Data rows:
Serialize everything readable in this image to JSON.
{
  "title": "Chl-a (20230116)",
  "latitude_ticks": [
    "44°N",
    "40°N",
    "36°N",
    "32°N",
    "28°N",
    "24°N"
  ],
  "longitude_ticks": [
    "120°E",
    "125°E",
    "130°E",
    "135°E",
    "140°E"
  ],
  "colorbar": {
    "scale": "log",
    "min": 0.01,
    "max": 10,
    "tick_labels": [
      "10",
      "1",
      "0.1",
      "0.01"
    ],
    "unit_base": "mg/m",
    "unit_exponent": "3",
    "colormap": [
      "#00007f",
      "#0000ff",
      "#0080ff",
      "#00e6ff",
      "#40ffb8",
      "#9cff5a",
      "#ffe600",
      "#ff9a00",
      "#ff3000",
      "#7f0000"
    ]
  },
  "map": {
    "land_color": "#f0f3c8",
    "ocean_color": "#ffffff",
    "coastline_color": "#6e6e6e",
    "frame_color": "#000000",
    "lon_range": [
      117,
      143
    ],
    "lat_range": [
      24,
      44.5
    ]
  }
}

Objective: Write out all the entries exactly.

Task response:
Serialize everything readable in this image to JSON.
{
  "title": "Chl-a (20230116)",
  "latitude_ticks": [
    "44°N",
    "40°N",
    "36°N",
    "32°N",
    "28°N",
    "24°N"
  ],
  "longitude_ticks": [
    "120°E",
    "125°E",
    "130°E",
    "135°E",
    "140°E"
  ],
  "colorbar": {
    "scale": "log",
    "min": 0.01,
    "max": 10,
    "tick_labels": [
      "10",
      "1",
      "0.1",
      "0.01"
    ],
    "unit_base": "mg/m",
    "unit_exponent": "3",
    "colormap": [
      "#00007f",
      "#0000ff",
      "#0080ff",
      "#00e6ff",
      "#40ffb8",
      "#9cff5a",
      "#ffe600",
      "#ff9a00",
      "#ff3000",
      "#7f0000"
    ]
  },
  "map": {
    "land_color": "#f0f3c8",
    "ocean_color": "#ffffff",
    "coastline_color": "#6e6e6e",
    "frame_color": "#000000",
    "lon_range": [
      117,
      143
    ],
    "lat_range": [
      24,
      44.5
    ]
  }
}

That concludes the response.